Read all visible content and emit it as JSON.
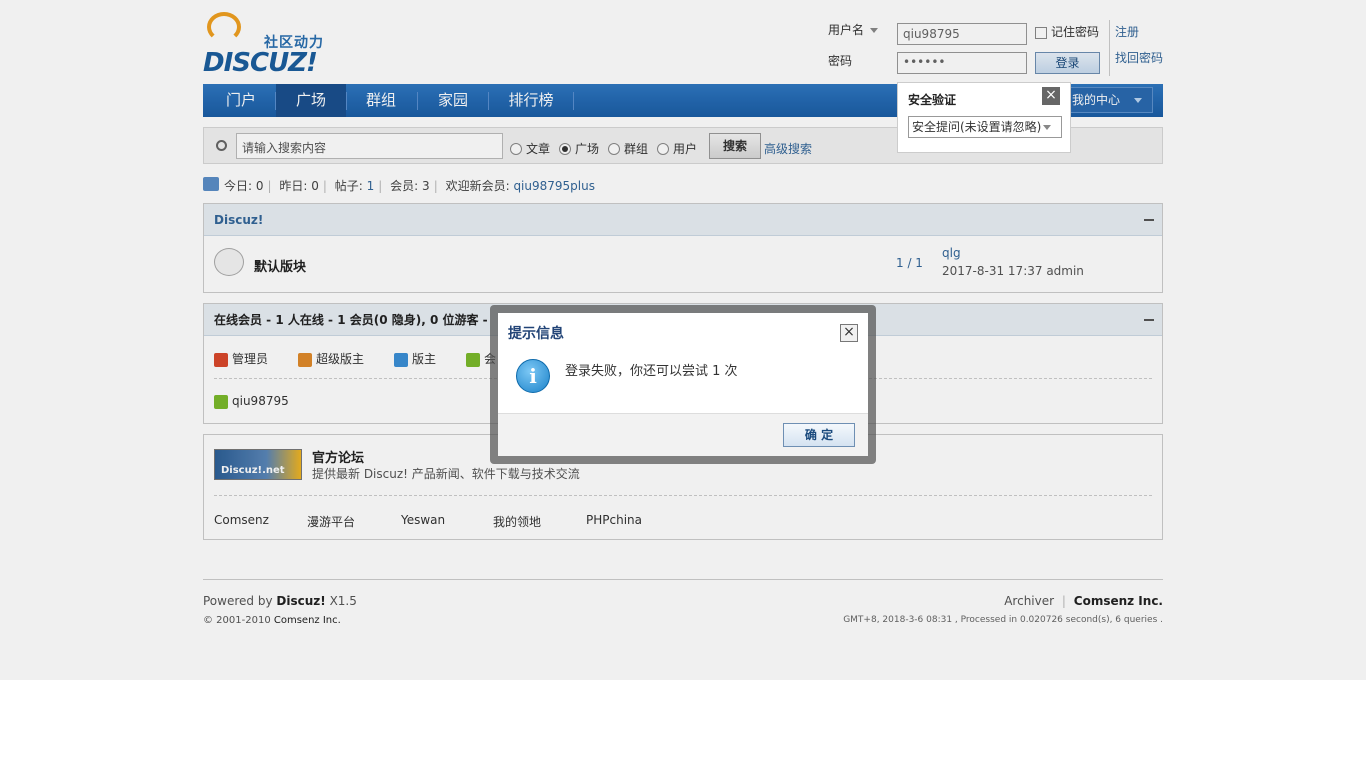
{
  "logo": {
    "sub": "社区动力",
    "text": "DISCUZ!"
  },
  "login": {
    "username_label": "用户名",
    "username_value": "qiu98795",
    "password_label": "密码",
    "password_value": "••••••",
    "remember_label": "记住密码",
    "register_link": "注册",
    "forgot_link": "找回密码",
    "login_button": "登录"
  },
  "nav": {
    "items": [
      {
        "label": "门户"
      },
      {
        "label": "广场"
      },
      {
        "label": "群组"
      },
      {
        "label": "家园"
      },
      {
        "label": "排行榜"
      }
    ],
    "active": "广场",
    "my_center": "我的中心"
  },
  "security": {
    "title": "安全验证",
    "select_value": "安全提问(未设置请忽略)"
  },
  "search": {
    "placeholder": "请输入搜索内容",
    "options": [
      "文章",
      "广场",
      "群组",
      "用户"
    ],
    "selected": "广场",
    "button": "搜索",
    "advanced": "高级搜索"
  },
  "stats": {
    "today_label": "今日:",
    "today": "0",
    "yesterday_label": "昨日:",
    "yesterday": "0",
    "posts_label": "帖子:",
    "posts": "1",
    "members_label": "会员:",
    "members": "3",
    "welcome_label": "欢迎新会员:",
    "newest_member": "qiu98795plus"
  },
  "category": {
    "title": "Discuz!",
    "forum_name": "默认版块",
    "counts": "1 / 1",
    "last_title": "qlg",
    "last_info": "2017-8-31 17:37 admin"
  },
  "online": {
    "title": "在线会员 - 1 人在线 - 1 会员(0 隐身), 0 位游客 -",
    "groups": [
      {
        "label": "管理员",
        "color": "#d9482b"
      },
      {
        "label": "超级版主",
        "color": "#e08a2a"
      },
      {
        "label": "版主",
        "color": "#3b8fd6"
      },
      {
        "label": "会",
        "color": "#7bb92b"
      }
    ],
    "users": [
      {
        "name": "qiu98795",
        "color": "#7bb92b"
      }
    ]
  },
  "links": {
    "logo_text": "Discuz!.net",
    "title": "官方论坛",
    "desc": "提供最新 Discuz! 产品新闻、软件下载与技术交流",
    "items": [
      "Comsenz",
      "漫游平台",
      "Yeswan",
      "我的领地",
      "PHPchina"
    ]
  },
  "footer": {
    "powered_prefix": "Powered by",
    "product": "Discuz!",
    "version": "X1.5",
    "copyright": "© 2001-2010",
    "copyright_company": "Comsenz Inc.",
    "archiver": "Archiver",
    "company": "Comsenz Inc.",
    "stats_line": "GMT+8, 2018-3-6 08:31 , Processed in 0.020726 second(s), 6 queries ."
  },
  "dialog": {
    "title": "提示信息",
    "message": "登录失败，你还可以尝试 1 次",
    "ok_button": "确 定"
  }
}
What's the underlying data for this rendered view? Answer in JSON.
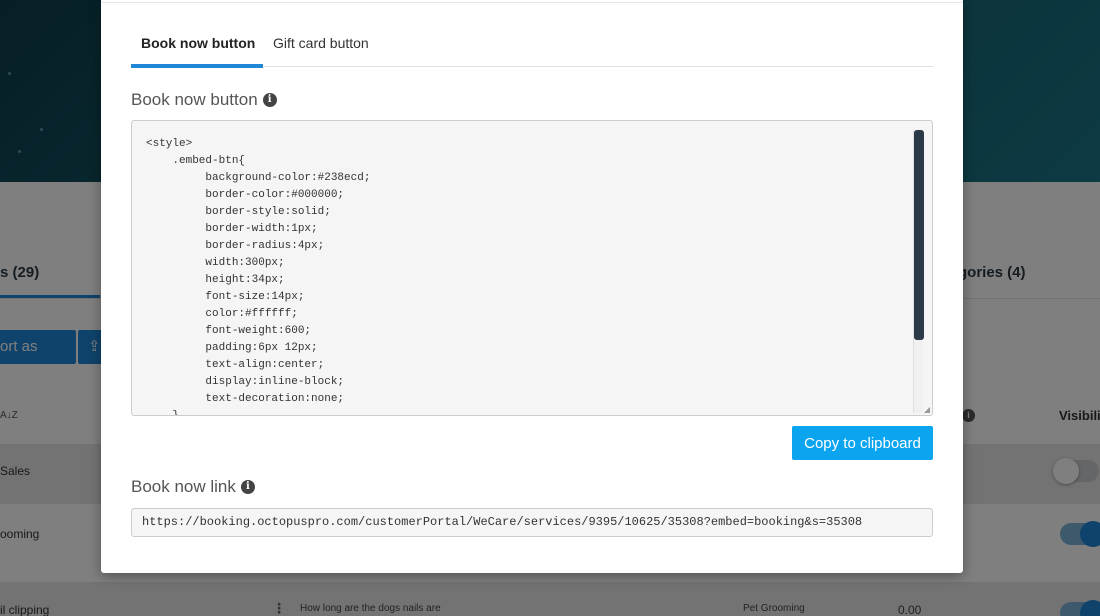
{
  "background": {
    "tab_left_label": "s (29)",
    "tab_right_label": "gories (4)",
    "export_button_label": "ort as (xls)",
    "upload_icon": "upload-icon",
    "sort_icon_label": "A↓Z",
    "info_icon_glyph": "i",
    "visibility_header": "Visibili",
    "rows": [
      {
        "name": "Sales",
        "visible": false
      },
      {
        "name": "ooming",
        "visible": true
      },
      {
        "name": "il clipping",
        "question": "How long are the dogs nails are",
        "category": "Pet Grooming",
        "price": "0.00",
        "visible": true
      }
    ]
  },
  "modal": {
    "tabs": [
      {
        "label": "Book now button",
        "active": true
      },
      {
        "label": "Gift card button",
        "active": false
      }
    ],
    "book_now_section_title": "Book now button",
    "info_glyph": "i",
    "code": "<style>\n    .embed-btn{\n         background-color:#238ecd;\n         border-color:#000000;\n         border-style:solid;\n         border-width:1px;\n         border-radius:4px;\n         width:300px;\n         height:34px;\n         font-size:14px;\n         color:#ffffff;\n         font-weight:600;\n         padding:6px 12px;\n         text-align:center;\n         display:inline-block;\n         text-decoration:none;\n    }",
    "copy_button_label": "Copy to clipboard",
    "book_now_link_title": "Book now link",
    "book_now_link": "https://booking.octopuspro.com/customerPortal/WeCare/services/9395/10625/35308?embed=booking&s=35308"
  },
  "colors": {
    "accent": "#1f87d6",
    "copy_button": "#0ba4ef",
    "scrollbar_thumb": "#2b3a48"
  }
}
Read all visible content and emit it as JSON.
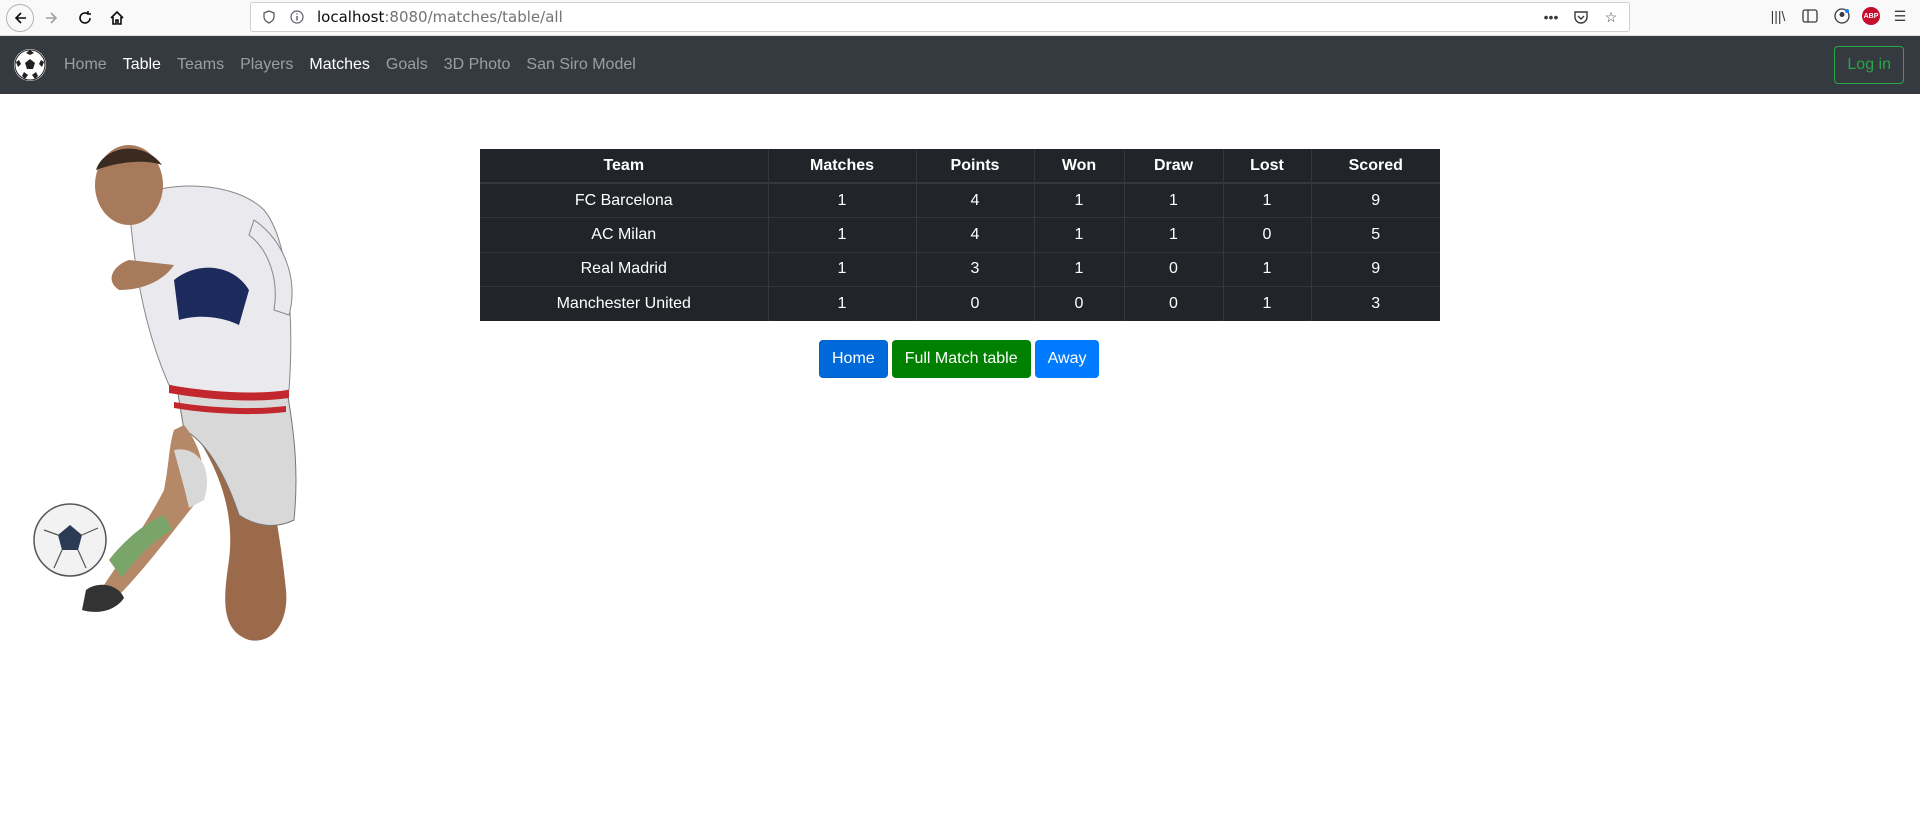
{
  "browser": {
    "url_host": "localhost",
    "url_path": ":8080/matches/table/all"
  },
  "navbar": {
    "links": [
      "Home",
      "Table",
      "Teams",
      "Players",
      "Matches",
      "Goals",
      "3D Photo",
      "San Siro Model"
    ],
    "active": [
      "Table",
      "Matches"
    ],
    "login_label": "Log in"
  },
  "table": {
    "headers": [
      "Team",
      "Matches",
      "Points",
      "Won",
      "Draw",
      "Lost",
      "Scored"
    ],
    "rows": [
      [
        "FC Barcelona",
        "1",
        "4",
        "1",
        "1",
        "1",
        "9"
      ],
      [
        "AC Milan",
        "1",
        "4",
        "1",
        "1",
        "0",
        "5"
      ],
      [
        "Real Madrid",
        "1",
        "3",
        "1",
        "0",
        "1",
        "9"
      ],
      [
        "Manchester United",
        "1",
        "0",
        "0",
        "0",
        "1",
        "3"
      ]
    ]
  },
  "buttons": {
    "home": "Home",
    "full": "Full Match table",
    "away": "Away"
  },
  "icons": {
    "brand": "soccer-ball-icon",
    "player": "football-player-image"
  }
}
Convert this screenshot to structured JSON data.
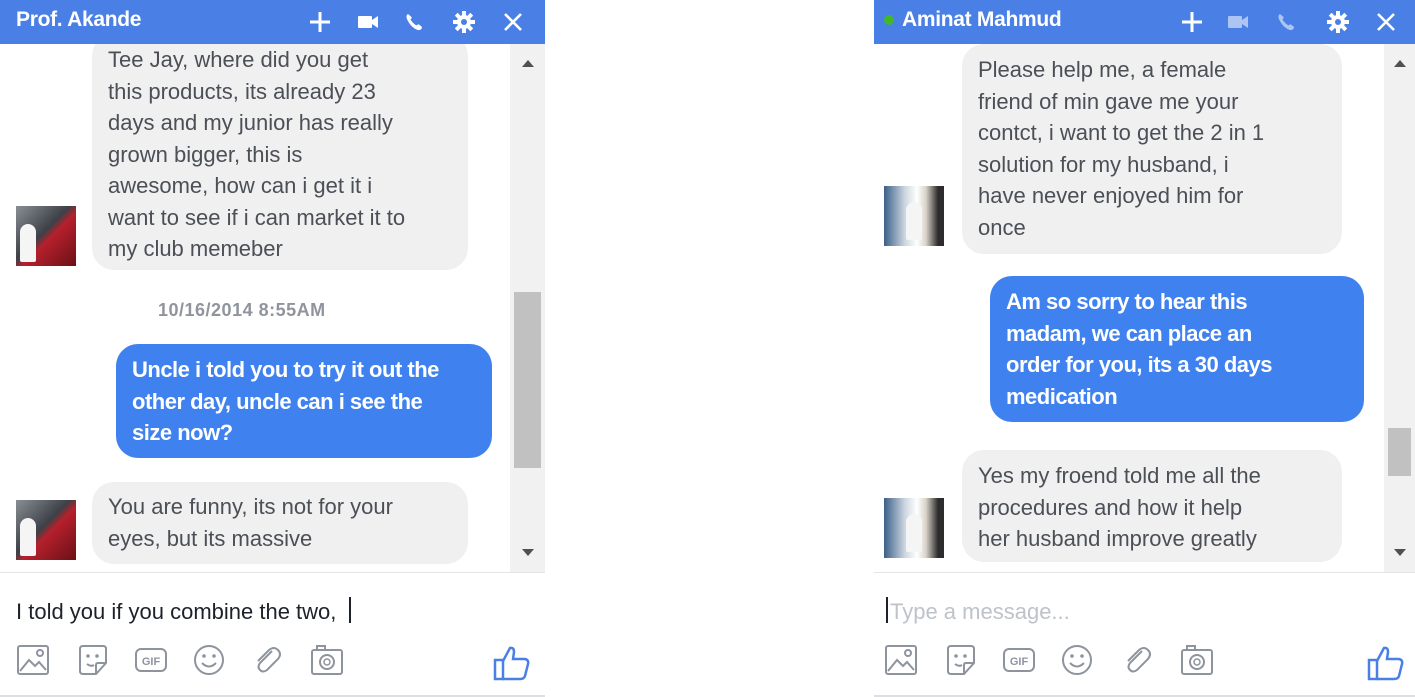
{
  "chats": {
    "left": {
      "contact_name": "Prof. Akande",
      "header_icons": [
        "plus-icon",
        "video-camera-icon",
        "phone-icon",
        "gear-icon",
        "close-icon"
      ],
      "messages": [
        {
          "direction": "incoming",
          "text": "Tee Jay, where did you get\nthis  products, its already 23\ndays and my junior has  really\ngrown bigger, this is\nawesome, how can i get it i\nwant to see if i can market it to\nmy club memeber"
        },
        {
          "type": "timestamp",
          "text": "10/16/2014 8:55AM"
        },
        {
          "direction": "outgoing",
          "text": "Uncle i told you to try it out the\nother day, uncle can i see the\nsize now?"
        },
        {
          "direction": "incoming",
          "text": "You are funny, its not for your\neyes, but its massive"
        }
      ],
      "composer": {
        "value": "I told you if you combine the two, ",
        "placeholder": ""
      },
      "toolbar_icons": [
        "image-icon",
        "sticker-icon",
        "gif-icon",
        "emoji-icon",
        "attachment-icon",
        "camera-icon"
      ],
      "like_icon": "thumbs-up-icon"
    },
    "right": {
      "contact_name": "Aminat Mahmud",
      "online": true,
      "header_icons": [
        "plus-icon",
        "video-camera-icon",
        "phone-icon",
        "gear-icon",
        "close-icon"
      ],
      "messages": [
        {
          "direction": "incoming",
          "text": "Please help me, a female\nfriend of min gave me your\ncontct, i want to get the  2 in 1\nsolution for my husband, i\nhave never enjoyed him for\nonce"
        },
        {
          "direction": "outgoing",
          "text": "Am so sorry to hear this\nmadam, we can place an\norder for you, its a 30 days\nmedication"
        },
        {
          "direction": "incoming",
          "text": "Yes my froend told me all the\nprocedures and how it help\nher husband improve greatly"
        }
      ],
      "composer": {
        "value": "",
        "placeholder": "Type a message..."
      },
      "toolbar_icons": [
        "image-icon",
        "sticker-icon",
        "gif-icon",
        "emoji-icon",
        "attachment-icon",
        "camera-icon"
      ],
      "like_icon": "thumbs-up-icon"
    }
  },
  "colors": {
    "header": "#4a80e6",
    "outgoing_bubble": "#3f82ef",
    "incoming_bubble": "#f0f0f0",
    "online_dot": "#42b72a",
    "like_icon": "#4a80e6"
  }
}
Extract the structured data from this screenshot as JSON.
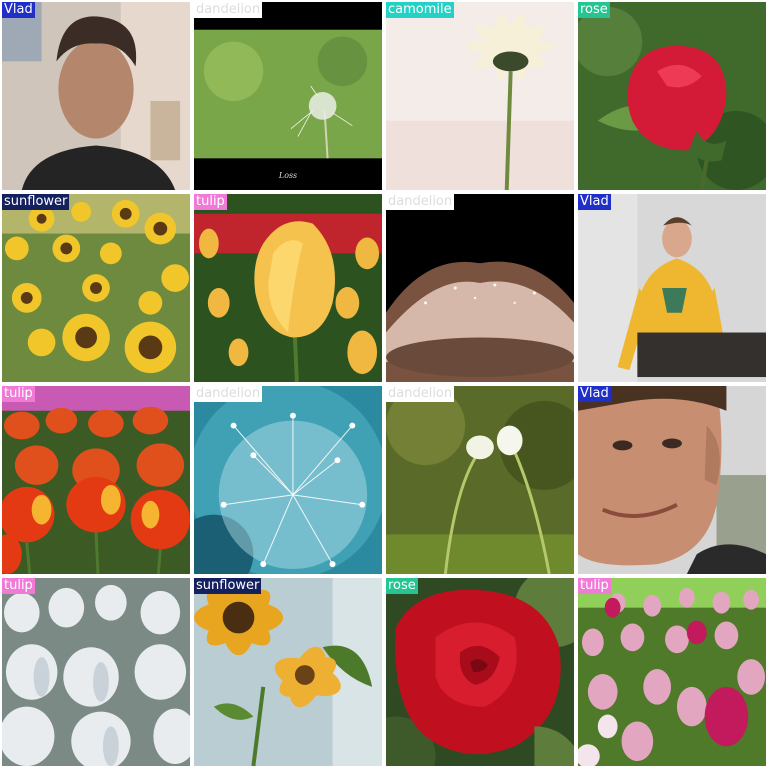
{
  "labels": {
    "vlad": {
      "text": "Vlad",
      "color": "#1f2fc8"
    },
    "dandelion": {
      "text": "dandelion",
      "color": "#ffffff"
    },
    "camomile": {
      "text": "camomile",
      "color": "#25d0c4"
    },
    "rose": {
      "text": "rose",
      "color": "#25c493"
    },
    "sunflower": {
      "text": "sunflower",
      "color": "#14215e"
    },
    "tulip": {
      "text": "tulip",
      "color": "#f07ad6"
    }
  },
  "tiles": [
    {
      "label": "Vlad",
      "scene": "portrait-indoor"
    },
    {
      "label": "dandelion",
      "scene": "dandelion-seedhead-caption",
      "caption": "Loss"
    },
    {
      "label": "camomile",
      "scene": "white-daisy"
    },
    {
      "label": "rose",
      "scene": "red-rose-bud"
    },
    {
      "label": "sunflower",
      "scene": "sunflower-field"
    },
    {
      "label": "tulip",
      "scene": "yellow-tulip-red-field"
    },
    {
      "label": "dandelion",
      "scene": "dandelion-backlit-dark"
    },
    {
      "label": "Vlad",
      "scene": "yellow-hoodie-seated"
    },
    {
      "label": "tulip",
      "scene": "orange-red-tulip-field"
    },
    {
      "label": "dandelion",
      "scene": "blue-dandelion-closeup"
    },
    {
      "label": "dandelion",
      "scene": "dandelion-buds-green"
    },
    {
      "label": "Vlad",
      "scene": "face-closeup"
    },
    {
      "label": "tulip",
      "scene": "white-tulips"
    },
    {
      "label": "sunflower",
      "scene": "sunflowers-window"
    },
    {
      "label": "rose",
      "scene": "red-rose-bloom"
    },
    {
      "label": "tulip",
      "scene": "pink-tulip-field"
    }
  ]
}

• SHORT PROBLEM: Go through the listing above and list every line that has the word "JSON".

• EXERCISE RESULT:
Read all visible content and emit it as JSON.
What's the underlying data for this rendered view? Answer in JSON.
Read all visible content and emit it as JSON.
Convert this screenshot to structured JSON data.
Extract the structured data from this screenshot as JSON.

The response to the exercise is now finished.